> _Records for this task_
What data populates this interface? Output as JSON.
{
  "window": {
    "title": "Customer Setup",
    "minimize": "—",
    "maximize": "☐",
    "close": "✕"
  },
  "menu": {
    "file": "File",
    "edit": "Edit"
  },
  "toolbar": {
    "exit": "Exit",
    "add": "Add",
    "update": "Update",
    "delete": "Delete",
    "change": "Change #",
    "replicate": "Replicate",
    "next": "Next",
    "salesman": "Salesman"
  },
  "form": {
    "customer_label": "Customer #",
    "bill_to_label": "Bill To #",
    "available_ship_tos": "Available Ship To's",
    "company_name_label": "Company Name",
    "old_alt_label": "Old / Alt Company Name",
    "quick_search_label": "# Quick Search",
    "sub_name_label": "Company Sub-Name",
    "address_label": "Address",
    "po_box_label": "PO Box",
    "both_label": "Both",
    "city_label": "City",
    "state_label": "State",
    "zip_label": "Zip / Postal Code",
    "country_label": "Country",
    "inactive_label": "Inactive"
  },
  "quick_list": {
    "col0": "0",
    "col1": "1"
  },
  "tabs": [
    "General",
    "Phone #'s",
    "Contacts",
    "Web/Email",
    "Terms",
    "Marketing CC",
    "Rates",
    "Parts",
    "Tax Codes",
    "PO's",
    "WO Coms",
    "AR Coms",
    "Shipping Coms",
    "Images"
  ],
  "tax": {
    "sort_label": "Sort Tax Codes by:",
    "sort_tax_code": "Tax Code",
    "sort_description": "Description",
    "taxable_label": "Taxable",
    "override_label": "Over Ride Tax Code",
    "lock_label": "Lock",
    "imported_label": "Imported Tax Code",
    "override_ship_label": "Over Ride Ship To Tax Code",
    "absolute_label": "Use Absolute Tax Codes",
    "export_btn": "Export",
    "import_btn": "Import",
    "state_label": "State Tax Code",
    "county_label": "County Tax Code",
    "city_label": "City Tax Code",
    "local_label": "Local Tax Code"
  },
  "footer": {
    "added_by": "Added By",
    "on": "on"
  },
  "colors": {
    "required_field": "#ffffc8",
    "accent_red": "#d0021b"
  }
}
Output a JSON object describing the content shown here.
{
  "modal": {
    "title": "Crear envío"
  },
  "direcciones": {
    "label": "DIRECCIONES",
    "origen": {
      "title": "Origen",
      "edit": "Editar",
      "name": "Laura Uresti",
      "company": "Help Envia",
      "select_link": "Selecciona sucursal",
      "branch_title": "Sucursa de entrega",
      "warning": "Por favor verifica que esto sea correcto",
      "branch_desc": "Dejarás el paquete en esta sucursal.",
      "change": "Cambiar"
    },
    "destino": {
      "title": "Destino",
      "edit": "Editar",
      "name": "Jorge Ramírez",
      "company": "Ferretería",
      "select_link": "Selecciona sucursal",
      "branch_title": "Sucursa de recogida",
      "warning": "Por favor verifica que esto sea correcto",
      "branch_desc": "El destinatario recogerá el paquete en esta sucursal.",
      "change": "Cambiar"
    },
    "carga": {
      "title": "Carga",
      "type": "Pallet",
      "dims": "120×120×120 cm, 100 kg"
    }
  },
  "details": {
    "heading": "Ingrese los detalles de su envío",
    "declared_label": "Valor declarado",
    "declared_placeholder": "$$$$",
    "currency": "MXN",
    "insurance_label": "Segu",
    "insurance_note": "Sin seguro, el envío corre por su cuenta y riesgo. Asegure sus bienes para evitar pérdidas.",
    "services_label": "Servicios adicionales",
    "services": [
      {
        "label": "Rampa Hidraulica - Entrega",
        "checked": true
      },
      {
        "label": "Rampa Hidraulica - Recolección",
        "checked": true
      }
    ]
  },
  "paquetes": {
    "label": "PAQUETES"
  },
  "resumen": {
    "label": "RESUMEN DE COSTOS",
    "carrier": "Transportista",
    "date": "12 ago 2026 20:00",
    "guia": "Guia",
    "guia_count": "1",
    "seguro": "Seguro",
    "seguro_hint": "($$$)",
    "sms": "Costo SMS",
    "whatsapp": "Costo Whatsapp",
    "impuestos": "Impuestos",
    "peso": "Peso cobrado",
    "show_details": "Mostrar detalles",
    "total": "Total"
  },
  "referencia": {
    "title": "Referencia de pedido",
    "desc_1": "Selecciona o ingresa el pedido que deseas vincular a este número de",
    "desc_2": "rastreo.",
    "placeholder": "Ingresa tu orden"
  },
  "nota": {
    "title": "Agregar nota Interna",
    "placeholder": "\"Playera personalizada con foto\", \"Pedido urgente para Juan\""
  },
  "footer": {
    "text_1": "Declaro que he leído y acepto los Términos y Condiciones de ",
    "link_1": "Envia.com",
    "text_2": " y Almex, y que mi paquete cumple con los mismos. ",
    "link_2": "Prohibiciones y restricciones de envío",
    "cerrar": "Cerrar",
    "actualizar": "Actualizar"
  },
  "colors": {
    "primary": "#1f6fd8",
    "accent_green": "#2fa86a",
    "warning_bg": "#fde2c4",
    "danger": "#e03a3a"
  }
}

> _What you will do_
Pull out each line of the listing that holds the string "Customer".

> _Completed exercise_
    "title": "Customer Setup",
    "customer_label": "Customer #",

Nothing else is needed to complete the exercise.